Records from a collection of figures
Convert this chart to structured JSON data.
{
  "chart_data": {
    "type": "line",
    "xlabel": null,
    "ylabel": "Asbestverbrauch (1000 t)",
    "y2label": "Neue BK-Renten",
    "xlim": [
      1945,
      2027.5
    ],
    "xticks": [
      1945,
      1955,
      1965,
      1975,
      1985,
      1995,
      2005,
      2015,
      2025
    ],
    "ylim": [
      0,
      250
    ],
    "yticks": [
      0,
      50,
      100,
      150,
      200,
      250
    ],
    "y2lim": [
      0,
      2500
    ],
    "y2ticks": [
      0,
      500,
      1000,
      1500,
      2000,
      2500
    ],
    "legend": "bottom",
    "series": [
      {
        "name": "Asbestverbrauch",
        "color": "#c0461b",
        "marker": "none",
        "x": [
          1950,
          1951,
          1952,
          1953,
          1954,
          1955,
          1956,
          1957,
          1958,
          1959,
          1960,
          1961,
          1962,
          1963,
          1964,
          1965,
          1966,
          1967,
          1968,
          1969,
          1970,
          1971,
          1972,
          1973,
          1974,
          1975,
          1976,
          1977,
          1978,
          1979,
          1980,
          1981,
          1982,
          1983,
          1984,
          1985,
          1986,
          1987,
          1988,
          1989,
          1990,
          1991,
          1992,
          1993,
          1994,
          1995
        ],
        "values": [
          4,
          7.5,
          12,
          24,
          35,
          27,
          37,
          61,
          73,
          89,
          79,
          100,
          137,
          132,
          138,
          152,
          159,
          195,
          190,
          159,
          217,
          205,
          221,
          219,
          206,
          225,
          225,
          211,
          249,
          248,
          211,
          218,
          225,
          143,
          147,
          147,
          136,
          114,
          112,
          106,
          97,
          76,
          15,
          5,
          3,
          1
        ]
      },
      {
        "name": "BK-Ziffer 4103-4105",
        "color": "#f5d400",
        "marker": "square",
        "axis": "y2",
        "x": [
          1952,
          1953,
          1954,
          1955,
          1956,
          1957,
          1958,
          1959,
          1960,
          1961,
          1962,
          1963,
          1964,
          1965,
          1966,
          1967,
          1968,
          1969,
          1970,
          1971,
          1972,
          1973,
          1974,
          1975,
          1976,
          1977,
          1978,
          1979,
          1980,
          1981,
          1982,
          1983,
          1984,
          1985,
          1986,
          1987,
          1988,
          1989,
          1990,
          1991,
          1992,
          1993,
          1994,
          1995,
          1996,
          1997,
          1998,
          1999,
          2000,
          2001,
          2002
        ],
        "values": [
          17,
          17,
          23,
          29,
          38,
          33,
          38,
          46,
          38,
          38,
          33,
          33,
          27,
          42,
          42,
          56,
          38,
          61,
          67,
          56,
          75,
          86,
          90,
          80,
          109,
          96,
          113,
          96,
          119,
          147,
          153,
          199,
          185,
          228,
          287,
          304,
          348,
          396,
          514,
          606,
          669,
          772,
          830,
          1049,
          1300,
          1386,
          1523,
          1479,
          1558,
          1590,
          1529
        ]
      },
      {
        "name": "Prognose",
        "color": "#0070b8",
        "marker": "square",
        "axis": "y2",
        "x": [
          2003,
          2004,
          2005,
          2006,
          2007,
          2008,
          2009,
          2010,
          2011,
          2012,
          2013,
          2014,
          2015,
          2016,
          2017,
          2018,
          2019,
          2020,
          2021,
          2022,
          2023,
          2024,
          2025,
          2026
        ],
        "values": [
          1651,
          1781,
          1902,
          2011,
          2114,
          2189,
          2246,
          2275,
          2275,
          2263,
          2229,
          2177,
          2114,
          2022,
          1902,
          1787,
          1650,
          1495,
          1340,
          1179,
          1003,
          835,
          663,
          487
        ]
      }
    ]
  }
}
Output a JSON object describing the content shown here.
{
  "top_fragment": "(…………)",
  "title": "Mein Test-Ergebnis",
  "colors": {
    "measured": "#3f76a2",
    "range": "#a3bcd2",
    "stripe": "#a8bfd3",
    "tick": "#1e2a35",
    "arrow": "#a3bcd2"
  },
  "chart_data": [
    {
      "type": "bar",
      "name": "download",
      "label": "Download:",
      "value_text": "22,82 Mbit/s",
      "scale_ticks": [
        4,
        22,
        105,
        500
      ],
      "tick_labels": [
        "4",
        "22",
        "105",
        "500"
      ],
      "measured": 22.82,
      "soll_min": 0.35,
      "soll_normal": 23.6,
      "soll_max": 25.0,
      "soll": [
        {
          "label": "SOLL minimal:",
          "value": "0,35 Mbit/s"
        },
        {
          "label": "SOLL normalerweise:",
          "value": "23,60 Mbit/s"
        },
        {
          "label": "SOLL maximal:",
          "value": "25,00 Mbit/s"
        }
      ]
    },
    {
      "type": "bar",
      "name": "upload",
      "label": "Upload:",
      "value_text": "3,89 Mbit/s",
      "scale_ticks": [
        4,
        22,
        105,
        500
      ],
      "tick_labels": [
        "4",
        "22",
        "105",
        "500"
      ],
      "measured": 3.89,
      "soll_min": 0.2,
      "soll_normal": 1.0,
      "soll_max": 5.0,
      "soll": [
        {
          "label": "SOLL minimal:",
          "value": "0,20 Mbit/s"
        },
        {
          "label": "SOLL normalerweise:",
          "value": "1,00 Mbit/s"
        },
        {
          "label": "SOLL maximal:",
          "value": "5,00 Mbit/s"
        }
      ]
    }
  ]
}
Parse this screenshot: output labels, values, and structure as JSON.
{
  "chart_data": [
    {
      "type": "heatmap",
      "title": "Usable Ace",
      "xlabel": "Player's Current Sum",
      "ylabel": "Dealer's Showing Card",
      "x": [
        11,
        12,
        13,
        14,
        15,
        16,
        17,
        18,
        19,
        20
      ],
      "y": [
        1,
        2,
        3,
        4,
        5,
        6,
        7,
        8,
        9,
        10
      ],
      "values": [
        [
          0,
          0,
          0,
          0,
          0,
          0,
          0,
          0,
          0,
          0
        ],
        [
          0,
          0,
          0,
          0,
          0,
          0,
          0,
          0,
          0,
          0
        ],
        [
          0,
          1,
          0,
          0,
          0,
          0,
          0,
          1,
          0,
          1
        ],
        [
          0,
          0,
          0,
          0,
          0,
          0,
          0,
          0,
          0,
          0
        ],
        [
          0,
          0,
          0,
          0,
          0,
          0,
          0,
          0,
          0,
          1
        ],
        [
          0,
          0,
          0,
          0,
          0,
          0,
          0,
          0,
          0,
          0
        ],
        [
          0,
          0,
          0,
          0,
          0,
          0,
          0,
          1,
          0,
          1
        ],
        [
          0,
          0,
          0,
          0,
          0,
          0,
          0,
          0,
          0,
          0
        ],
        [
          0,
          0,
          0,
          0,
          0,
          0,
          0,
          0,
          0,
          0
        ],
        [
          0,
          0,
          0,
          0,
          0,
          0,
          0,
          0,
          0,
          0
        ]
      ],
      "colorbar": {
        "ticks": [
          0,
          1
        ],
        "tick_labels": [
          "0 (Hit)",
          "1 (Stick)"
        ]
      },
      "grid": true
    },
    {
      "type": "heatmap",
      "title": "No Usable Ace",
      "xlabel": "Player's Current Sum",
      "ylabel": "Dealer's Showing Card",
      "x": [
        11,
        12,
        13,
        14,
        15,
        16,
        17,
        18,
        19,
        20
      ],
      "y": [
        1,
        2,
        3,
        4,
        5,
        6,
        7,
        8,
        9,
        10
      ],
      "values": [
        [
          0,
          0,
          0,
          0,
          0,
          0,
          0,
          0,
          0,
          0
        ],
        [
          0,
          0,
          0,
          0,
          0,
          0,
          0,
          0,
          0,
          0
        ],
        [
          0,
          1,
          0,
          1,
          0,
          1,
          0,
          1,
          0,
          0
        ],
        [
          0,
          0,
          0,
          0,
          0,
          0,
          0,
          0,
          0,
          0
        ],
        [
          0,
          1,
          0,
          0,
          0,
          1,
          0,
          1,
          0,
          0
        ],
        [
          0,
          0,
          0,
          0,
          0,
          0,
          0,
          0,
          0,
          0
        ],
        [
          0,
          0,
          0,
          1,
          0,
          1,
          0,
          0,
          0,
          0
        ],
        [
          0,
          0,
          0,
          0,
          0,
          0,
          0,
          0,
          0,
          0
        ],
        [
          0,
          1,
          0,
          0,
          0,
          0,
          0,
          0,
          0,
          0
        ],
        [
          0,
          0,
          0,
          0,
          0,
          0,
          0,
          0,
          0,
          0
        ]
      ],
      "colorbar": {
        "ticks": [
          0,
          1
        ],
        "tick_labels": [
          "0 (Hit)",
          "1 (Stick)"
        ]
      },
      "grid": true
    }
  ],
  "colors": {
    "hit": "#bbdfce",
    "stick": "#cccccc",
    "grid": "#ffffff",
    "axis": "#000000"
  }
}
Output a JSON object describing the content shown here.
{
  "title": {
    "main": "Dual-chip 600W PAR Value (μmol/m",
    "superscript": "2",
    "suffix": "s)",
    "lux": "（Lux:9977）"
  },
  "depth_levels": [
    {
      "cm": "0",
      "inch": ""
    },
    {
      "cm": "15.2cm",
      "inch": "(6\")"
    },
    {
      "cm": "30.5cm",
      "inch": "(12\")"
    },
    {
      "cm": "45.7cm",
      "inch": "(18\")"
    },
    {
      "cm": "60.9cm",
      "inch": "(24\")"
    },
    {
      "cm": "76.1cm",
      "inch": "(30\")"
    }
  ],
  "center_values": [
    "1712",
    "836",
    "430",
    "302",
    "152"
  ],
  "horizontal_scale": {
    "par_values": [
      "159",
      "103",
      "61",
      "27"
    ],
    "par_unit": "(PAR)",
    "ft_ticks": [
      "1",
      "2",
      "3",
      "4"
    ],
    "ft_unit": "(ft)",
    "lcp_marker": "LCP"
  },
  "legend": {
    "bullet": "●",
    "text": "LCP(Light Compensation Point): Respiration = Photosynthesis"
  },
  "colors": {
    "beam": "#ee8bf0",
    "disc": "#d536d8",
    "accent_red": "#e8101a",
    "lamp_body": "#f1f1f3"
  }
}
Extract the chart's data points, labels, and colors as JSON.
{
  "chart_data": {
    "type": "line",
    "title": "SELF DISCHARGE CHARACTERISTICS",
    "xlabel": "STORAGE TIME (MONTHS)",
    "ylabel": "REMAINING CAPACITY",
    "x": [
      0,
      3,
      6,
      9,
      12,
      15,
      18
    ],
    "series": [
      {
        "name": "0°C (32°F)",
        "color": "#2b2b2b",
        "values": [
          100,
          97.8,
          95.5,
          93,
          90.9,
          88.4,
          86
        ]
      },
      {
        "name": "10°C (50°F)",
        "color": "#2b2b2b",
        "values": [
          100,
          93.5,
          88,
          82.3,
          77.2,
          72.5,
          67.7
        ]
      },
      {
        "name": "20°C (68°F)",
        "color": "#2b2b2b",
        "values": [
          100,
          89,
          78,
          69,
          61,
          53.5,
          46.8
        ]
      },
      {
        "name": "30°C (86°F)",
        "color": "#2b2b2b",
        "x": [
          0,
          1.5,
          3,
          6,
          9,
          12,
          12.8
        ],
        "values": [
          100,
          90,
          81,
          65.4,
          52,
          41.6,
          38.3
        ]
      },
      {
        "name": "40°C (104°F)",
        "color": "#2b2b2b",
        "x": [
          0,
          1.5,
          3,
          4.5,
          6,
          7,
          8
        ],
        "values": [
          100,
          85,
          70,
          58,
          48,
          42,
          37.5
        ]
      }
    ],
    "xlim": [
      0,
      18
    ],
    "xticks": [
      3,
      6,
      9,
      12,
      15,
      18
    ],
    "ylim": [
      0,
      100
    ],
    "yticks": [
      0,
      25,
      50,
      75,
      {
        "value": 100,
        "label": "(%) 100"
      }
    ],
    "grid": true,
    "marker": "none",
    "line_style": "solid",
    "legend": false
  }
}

**Written task**
Only lines with the word "this" are wanted, so copy each one from the records.

**The completed task**
Convert this chart to structured JSON data.
Parse this screenshot: output labels, values, and structure as JSON.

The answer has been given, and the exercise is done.